* **Text block**:
>>>>
Otzma Yehudit party member Itamar Ben Gvir (R) speaks with Head of the National Union party MK Betzalel Smotrich seen during an elections campaign event of Otzma Yehudit party in Bat Yam, April 6, 2019. (Flash90)

Netanyahu alluded to concerns about Smotrich’s demand to be appointed defense minister, a post which he insisted would remain with his Likud party.

“That’s a red line: defense is in our hands. Defense is not merely what you think it is. It’s not merely preventing incoming missiles. It’s also deciding on policies that could be quite inflammatory. I’m trying to avoid that,” he said.

The Likud chief outlined his chief policy priorities in the interview, during which Weiss did not ask about his ongoing corruption trial.

“The first thing is to prevent Iran from annihilating us,” he said. “The second is to expand the circle of peace beyond our imagination. Saudi Arabia would be a tremendous achievement, to have peace with them, because it would effectively end the Arab-Israeli conflict. Not the Palestinian-Israeli conflict.”

“Number three is to continue to make Israel a light unto the nations. It’s the quintessential innovation nation on earth… If you want, I’ll give you the other seven items on my list. But let’s end with the three,” he added.

Though he did not list it among his main goals, Netanyahu hinted at proposed judicial reforms championed by his partners that would drastically curb the power of the courts and potentially lead to the dismissal of his ongoing trial on corruption charges.

“There has to be a balance between the three branches of government. That balance has been in many ways impaired in Israel by the rise of unchecked judicial power. Correcting it is not destroying democracy, it’s protecting it,” he said.

Netanyahu railed at the previous government, claiming without evidence that the Islamist Ra’am party wants to destroy Israel and supports terror despite its repeated denunciations of terrorist violence.

“It was a disunity government. In fact, they barred the majority of the Jewish citizens of Israel from the government,” he claimed. “To achieve power, they gave power to a party that wants to see the end of the Jewish state as we know it, that supports terrorists openly.”
<<<<
* **Written tasks**:
1. Repeat the Netanyahu interview passage word for word, starting with "Otzma Yehudit party member" and going on through "6, 2019. (Flash90)".
2. Write the next part of the passage on Netanyahu's interview, picking up after its final sentence.

* **Extracted records**:
>>>>
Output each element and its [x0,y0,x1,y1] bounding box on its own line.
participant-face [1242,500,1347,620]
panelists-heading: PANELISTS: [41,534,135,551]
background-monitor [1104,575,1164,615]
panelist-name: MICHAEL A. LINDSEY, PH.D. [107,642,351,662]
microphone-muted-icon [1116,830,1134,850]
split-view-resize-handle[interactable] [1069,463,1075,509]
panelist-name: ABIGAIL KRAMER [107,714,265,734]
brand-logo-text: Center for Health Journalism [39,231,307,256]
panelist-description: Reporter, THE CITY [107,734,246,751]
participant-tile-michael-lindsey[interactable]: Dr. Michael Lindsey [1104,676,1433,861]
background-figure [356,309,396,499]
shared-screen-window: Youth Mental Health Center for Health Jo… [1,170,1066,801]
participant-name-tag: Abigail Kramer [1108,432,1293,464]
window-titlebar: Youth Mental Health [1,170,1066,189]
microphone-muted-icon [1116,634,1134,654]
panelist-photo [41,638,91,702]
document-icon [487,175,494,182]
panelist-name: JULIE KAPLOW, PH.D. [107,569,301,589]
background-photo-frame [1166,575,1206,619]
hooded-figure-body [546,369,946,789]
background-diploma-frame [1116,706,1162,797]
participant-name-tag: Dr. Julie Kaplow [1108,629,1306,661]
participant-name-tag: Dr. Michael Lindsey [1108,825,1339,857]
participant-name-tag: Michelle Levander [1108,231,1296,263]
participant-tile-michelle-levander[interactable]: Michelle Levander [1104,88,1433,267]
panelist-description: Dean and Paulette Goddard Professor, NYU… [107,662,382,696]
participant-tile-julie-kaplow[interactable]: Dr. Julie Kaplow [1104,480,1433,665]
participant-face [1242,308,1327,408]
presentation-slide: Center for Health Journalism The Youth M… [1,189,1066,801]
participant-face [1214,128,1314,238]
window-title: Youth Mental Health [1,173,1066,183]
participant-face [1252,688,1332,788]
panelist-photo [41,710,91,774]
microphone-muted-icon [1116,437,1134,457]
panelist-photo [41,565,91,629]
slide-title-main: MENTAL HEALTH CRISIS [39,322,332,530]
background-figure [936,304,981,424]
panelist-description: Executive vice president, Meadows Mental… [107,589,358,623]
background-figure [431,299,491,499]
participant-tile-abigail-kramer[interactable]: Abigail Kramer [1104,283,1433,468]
<<<<
* **Exercise responses**:
1.
Otzma Yehudit party member Itamar Ben Gvir (R) speaks with Head of the National Union party MK Betzalel Smotrich seen during an elections campaign event of Otzma Yehudit party in Bat Yam, April 6, 2019. (Flash90)

2.
Prime Minister Yair Lapid, center, speaks with Ra’am party leader Mansour Abbas ahead of the vote on a bill to dissolve the Knesset, June 30, 2022. (AP Photo/Ariel Schalit)

He was also asked in the interview about rising antisemitism in the US, including Trump’s meeting with West and Fuentes.

“Trump’s decision to dine with [them] I think is wrong and misplaced. I think it’s a mistake,” he said. “He shouldn’t do that.”

Trump has been widely condemned for hosting West and Fuentes at his Mar-a-Lago resort, including by many prominent Republicans and Jewish figures who have been supporters of the ex-president. His dinner with the two followed a number of recent antisemitic statements made by West, while Fuentes has a history of Holocaust denial and racism.

Though Trump later sought to distance himself from Fuentes, insisting he did not know he was dining with a white supremacist, he did not condemn either his or Kanye’s statements.

Then-US president Donald Trump welcomes visiting Prime Minister Benjamin Netanyahu to the White House in Washington, March 25, 2019. (AP Photo/Manuel Balce Ceneta, File)

But Netanyahu stressed that Trump “has been a tremendous supporter of Israel, and I’m unabashedly appreciative of what he did for Israel.

“I think he made a mistake. I hope it’s not repeated,” he added.

Netanyahu and Trump broadcast a close working relationship while the latter was in office, though comments made by the former American leader over the past year — including saying “fuck him” in an interview — have indicated ties between them were rocky.